** Begin **

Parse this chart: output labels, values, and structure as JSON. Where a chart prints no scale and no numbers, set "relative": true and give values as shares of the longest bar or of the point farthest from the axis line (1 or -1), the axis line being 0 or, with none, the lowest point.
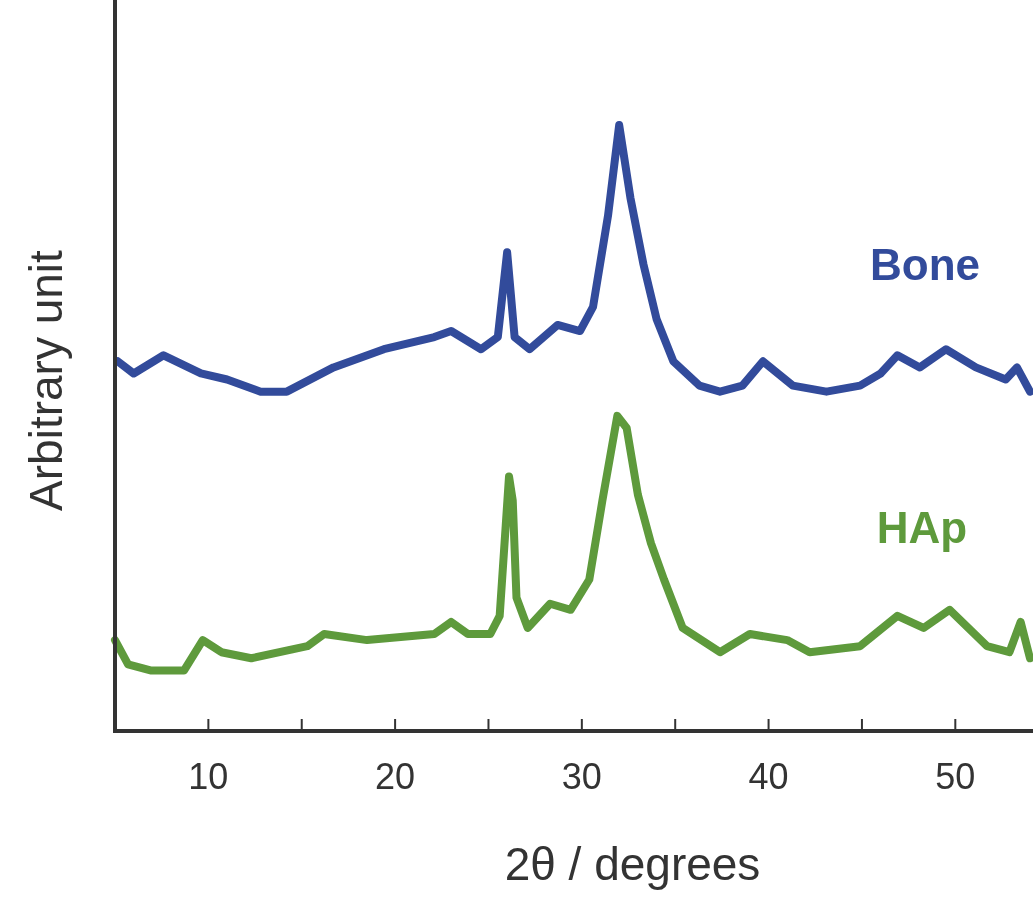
{
  "chart_data": {
    "type": "line",
    "xlabel": "2θ / degrees",
    "ylabel": "Arbitrary unit",
    "relative": true,
    "xlim": [
      5,
      54
    ],
    "xticks": [
      10,
      {
        "value": 15,
        "label": null
      },
      20,
      {
        "value": 25,
        "label": null
      },
      30,
      {
        "value": 35,
        "label": null
      },
      40,
      {
        "value": 45,
        "label": null
      },
      50
    ],
    "grid": false,
    "marker": "none",
    "line_style": "solid",
    "series": [
      {
        "name": "Bone",
        "color": "#324b9b",
        "x": [
          5.15,
          6.0,
          7.6,
          9.6,
          11.0,
          12.8,
          14.2,
          16.7,
          19.4,
          22.1,
          23.0,
          24.6,
          25.5,
          26.0,
          26.4,
          27.2,
          28.7,
          29.9,
          30.6,
          31.4,
          32.0,
          32.6,
          33.3,
          34.0,
          34.9,
          36.3,
          37.4,
          38.6,
          39.7,
          41.3,
          43.1,
          44.9,
          46.0,
          46.9,
          48.1,
          49.5,
          51.1,
          52.7,
          53.3,
          54.0
        ],
        "values": [
          0.61,
          0.59,
          0.62,
          0.59,
          0.58,
          0.56,
          0.56,
          0.6,
          0.63,
          0.65,
          0.66,
          0.63,
          0.65,
          0.79,
          0.65,
          0.63,
          0.67,
          0.66,
          0.7,
          0.85,
          1.0,
          0.88,
          0.77,
          0.68,
          0.61,
          0.57,
          0.56,
          0.57,
          0.61,
          0.57,
          0.56,
          0.57,
          0.59,
          0.62,
          0.6,
          0.63,
          0.6,
          0.58,
          0.6,
          0.56
        ]
      },
      {
        "name": "HAp",
        "color": "#5e9a3c",
        "x": [
          5.0,
          5.7,
          6.9,
          8.7,
          9.7,
          10.7,
          12.3,
          15.3,
          16.2,
          18.5,
          22.1,
          23.0,
          23.9,
          25.1,
          25.6,
          26.1,
          26.3,
          26.5,
          27.1,
          28.3,
          29.4,
          30.4,
          31.1,
          31.9,
          32.4,
          33.0,
          33.7,
          34.4,
          35.4,
          37.4,
          39.0,
          41.0,
          42.2,
          44.9,
          46.9,
          48.3,
          49.7,
          51.7,
          52.9,
          53.5,
          54.0
        ],
        "values": [
          0.15,
          0.11,
          0.1,
          0.1,
          0.15,
          0.13,
          0.12,
          0.14,
          0.16,
          0.15,
          0.16,
          0.18,
          0.16,
          0.16,
          0.19,
          0.42,
          0.38,
          0.22,
          0.17,
          0.21,
          0.2,
          0.25,
          0.38,
          0.52,
          0.5,
          0.39,
          0.31,
          0.25,
          0.17,
          0.13,
          0.16,
          0.15,
          0.13,
          0.14,
          0.19,
          0.17,
          0.2,
          0.14,
          0.13,
          0.18,
          0.12
        ]
      }
    ]
  }
}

** End **

The exercise:
Leave out the pictures and transcribe everything else exactly.

Task output:
Parse this chart: output labels, values, and structure as JSON. Where a chart prints no scale and no numbers, set "relative": true and give values as shares of the longest bar or of the point farthest from the axis line (1 or -1), the axis line being 0 or, with none, the lowest point.
{
  "chart_data": {
    "type": "line",
    "xlabel": "2θ / degrees",
    "ylabel": "Arbitrary unit",
    "relative": true,
    "xlim": [
      5,
      54
    ],
    "xticks": [
      10,
      {
        "value": 15,
        "label": null
      },
      20,
      {
        "value": 25,
        "label": null
      },
      30,
      {
        "value": 35,
        "label": null
      },
      40,
      {
        "value": 45,
        "label": null
      },
      50
    ],
    "grid": false,
    "marker": "none",
    "line_style": "solid",
    "series": [
      {
        "name": "Bone",
        "color": "#324b9b",
        "x": [
          5.15,
          6.0,
          7.6,
          9.6,
          11.0,
          12.8,
          14.2,
          16.7,
          19.4,
          22.1,
          23.0,
          24.6,
          25.5,
          26.0,
          26.4,
          27.2,
          28.7,
          29.9,
          30.6,
          31.4,
          32.0,
          32.6,
          33.3,
          34.0,
          34.9,
          36.3,
          37.4,
          38.6,
          39.7,
          41.3,
          43.1,
          44.9,
          46.0,
          46.9,
          48.1,
          49.5,
          51.1,
          52.7,
          53.3,
          54.0
        ],
        "values": [
          0.61,
          0.59,
          0.62,
          0.59,
          0.58,
          0.56,
          0.56,
          0.6,
          0.63,
          0.65,
          0.66,
          0.63,
          0.65,
          0.79,
          0.65,
          0.63,
          0.67,
          0.66,
          0.7,
          0.85,
          1.0,
          0.88,
          0.77,
          0.68,
          0.61,
          0.57,
          0.56,
          0.57,
          0.61,
          0.57,
          0.56,
          0.57,
          0.59,
          0.62,
          0.6,
          0.63,
          0.6,
          0.58,
          0.6,
          0.56
        ]
      },
      {
        "name": "HAp",
        "color": "#5e9a3c",
        "x": [
          5.0,
          5.7,
          6.9,
          8.7,
          9.7,
          10.7,
          12.3,
          15.3,
          16.2,
          18.5,
          22.1,
          23.0,
          23.9,
          25.1,
          25.6,
          26.1,
          26.3,
          26.5,
          27.1,
          28.3,
          29.4,
          30.4,
          31.1,
          31.9,
          32.4,
          33.0,
          33.7,
          34.4,
          35.4,
          37.4,
          39.0,
          41.0,
          42.2,
          44.9,
          46.9,
          48.3,
          49.7,
          51.7,
          52.9,
          53.5,
          54.0
        ],
        "values": [
          0.15,
          0.11,
          0.1,
          0.1,
          0.15,
          0.13,
          0.12,
          0.14,
          0.16,
          0.15,
          0.16,
          0.18,
          0.16,
          0.16,
          0.19,
          0.42,
          0.38,
          0.22,
          0.17,
          0.21,
          0.2,
          0.25,
          0.38,
          0.52,
          0.5,
          0.39,
          0.31,
          0.25,
          0.17,
          0.13,
          0.16,
          0.15,
          0.13,
          0.14,
          0.19,
          0.17,
          0.2,
          0.14,
          0.13,
          0.18,
          0.12
        ]
      }
    ]
  }
}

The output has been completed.